Saint Sebastian and His Kind

The experience of both beauty and suffering speaks to repressed and pained homoerotic desire...

By Rueben Agius (he/him)
Saint Sebastian and His Kind

Italian Renaissance artist Guido Reni’s 1619 oil painting, Saint Sebastian, hangs in Room 006 of Madrid’s Prado Museum. In January of this year, I saw it. The saint is only wearing a cloth around his waist that looks like it is about to slide off, with his arms tied behind him. His chest leans forward, tempting the viewer into staring at his toned muscles. Sebastian was a member of the Praetorian Guard, who was sentenced to death by the Emperor Diocletian and tied to a tree to be shot by arrows for converting other Romans to Christianity. Reni painted the saint many times, in two distinct styles. A more famous ‘first’ style, and less famous ‘second’ style, which I saw in Madrid. In this iteration, a single arrow is painted onto the right side of his stomach, while in the first style there are three arrows, spread across his chest. I find he looks noticeably more youthful and naive in the first, with his arms tied above his head rather than behind him. In both, his face looks towards Heaven with slightly blushing cheeks, tortured and in the throes of agony. Despite this pain, in the face and body of Sebastian, torture looks more like passionate ecstasy and divine beatitude, unabashedly homoerotic.  

In his alluring face, death appears to be lascivious, almost sadomasochistic agony, as if he had willingly taken on the arrows to turn his pain into a performance. The voyeurist gaze of the viewer becomes another arrow piercing his chest. Each arrow, as art historian Camille Paglia writes, is “the aggressive Western eye… solar shafts of Apollo the archer”. In both of Reni’s works, Sebastian becomes the Christian expression of pagan Greek kouroi, the archaic statues of ephebic youths. Sebastian is Hyacinthus, but the arrows that kill him are not the misfired arrows of the god Apollo, but of a punishing society, whether it be the arrows of paganism martyring a saint or the arrows of deadening, homophobic culture.

### GIVEN TASK
Can you repeat, word for word, the part of the Saint Sebastian essay between "In his alluring" and "deadening, homophobic culture.", inclusive? Nothing in the rows is needed here.

### STORED ROWS
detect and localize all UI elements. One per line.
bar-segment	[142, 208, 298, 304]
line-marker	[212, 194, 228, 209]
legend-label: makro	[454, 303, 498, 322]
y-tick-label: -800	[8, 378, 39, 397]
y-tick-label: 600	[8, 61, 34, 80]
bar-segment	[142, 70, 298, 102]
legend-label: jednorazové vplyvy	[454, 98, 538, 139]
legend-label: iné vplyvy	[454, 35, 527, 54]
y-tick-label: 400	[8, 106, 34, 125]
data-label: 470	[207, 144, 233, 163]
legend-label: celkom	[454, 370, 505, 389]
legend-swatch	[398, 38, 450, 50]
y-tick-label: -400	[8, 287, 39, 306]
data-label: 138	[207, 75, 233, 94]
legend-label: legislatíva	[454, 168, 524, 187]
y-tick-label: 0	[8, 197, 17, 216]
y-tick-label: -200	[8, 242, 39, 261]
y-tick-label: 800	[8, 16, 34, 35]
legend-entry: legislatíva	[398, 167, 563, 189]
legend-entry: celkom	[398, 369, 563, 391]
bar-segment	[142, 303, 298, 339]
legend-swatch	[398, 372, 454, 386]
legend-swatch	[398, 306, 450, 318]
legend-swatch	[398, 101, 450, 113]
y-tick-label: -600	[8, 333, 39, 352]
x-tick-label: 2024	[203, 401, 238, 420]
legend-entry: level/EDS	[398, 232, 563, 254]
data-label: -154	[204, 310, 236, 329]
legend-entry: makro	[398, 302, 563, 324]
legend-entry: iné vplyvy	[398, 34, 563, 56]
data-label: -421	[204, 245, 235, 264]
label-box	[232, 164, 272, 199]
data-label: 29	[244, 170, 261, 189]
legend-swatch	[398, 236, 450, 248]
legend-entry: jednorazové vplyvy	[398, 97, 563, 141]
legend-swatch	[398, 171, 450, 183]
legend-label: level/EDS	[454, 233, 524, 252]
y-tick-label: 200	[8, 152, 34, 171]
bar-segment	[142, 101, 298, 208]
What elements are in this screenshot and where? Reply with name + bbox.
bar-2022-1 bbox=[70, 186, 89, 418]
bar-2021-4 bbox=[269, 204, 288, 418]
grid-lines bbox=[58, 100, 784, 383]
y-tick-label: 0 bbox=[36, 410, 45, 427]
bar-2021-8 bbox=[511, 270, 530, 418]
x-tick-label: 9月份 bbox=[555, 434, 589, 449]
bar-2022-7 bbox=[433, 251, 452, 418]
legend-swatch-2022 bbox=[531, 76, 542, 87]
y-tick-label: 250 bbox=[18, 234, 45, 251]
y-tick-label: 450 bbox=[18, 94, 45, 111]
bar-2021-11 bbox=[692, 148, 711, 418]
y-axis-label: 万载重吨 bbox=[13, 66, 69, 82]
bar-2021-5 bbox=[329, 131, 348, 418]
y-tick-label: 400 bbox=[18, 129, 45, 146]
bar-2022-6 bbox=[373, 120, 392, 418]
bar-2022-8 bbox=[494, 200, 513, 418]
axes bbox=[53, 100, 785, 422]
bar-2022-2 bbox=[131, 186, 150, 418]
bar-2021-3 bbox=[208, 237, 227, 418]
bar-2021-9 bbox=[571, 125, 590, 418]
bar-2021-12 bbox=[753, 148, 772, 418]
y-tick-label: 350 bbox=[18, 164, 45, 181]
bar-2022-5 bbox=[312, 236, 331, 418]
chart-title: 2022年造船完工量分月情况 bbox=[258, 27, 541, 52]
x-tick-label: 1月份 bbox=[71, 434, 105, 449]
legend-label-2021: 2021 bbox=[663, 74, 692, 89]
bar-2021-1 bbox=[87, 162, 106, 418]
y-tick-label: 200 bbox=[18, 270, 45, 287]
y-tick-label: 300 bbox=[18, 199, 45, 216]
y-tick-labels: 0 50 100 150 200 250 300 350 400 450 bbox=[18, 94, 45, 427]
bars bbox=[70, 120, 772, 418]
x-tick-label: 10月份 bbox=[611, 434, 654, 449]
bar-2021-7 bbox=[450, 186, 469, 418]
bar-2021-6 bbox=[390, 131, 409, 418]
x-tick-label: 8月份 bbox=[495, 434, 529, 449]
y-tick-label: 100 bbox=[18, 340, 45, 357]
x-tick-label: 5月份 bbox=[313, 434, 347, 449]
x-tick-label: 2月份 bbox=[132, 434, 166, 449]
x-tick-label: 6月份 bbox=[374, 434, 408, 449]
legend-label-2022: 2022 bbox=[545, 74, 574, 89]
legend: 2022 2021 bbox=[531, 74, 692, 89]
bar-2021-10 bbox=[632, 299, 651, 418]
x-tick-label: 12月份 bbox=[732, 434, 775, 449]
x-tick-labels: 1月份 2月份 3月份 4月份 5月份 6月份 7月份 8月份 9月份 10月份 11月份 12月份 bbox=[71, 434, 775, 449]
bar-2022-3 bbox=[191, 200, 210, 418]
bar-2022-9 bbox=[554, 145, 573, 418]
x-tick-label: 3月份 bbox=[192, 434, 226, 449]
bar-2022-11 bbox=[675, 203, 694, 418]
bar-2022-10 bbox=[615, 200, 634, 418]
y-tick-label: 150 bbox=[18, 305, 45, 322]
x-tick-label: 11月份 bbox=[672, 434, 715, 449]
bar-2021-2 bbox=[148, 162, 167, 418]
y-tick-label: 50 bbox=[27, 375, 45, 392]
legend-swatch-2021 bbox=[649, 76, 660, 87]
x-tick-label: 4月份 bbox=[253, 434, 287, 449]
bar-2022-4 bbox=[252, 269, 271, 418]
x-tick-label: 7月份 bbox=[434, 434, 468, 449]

### SOLUTION BELOW
In his alluring face, death appears to be lascivious, almost sadomasochistic agony, as if he had willingly taken on the arrows to turn his pain into a performance. The voyeurist gaze of the viewer becomes another arrow piercing his chest. Each arrow, as art historian Camille Paglia writes, is “the aggressive Western eye… solar shafts of Apollo the archer”. In both of Reni’s works, Sebastian becomes the Christian expression of pagan Greek kouroi, the archaic statues of ephebic youths. Sebastian is Hyacinthus, but the arrows that kill him are not the misfired arrows of the god Apollo, but of a punishing society, whether it be the arrows of paganism martyring a saint or the arrows of deadening, homophobic culture.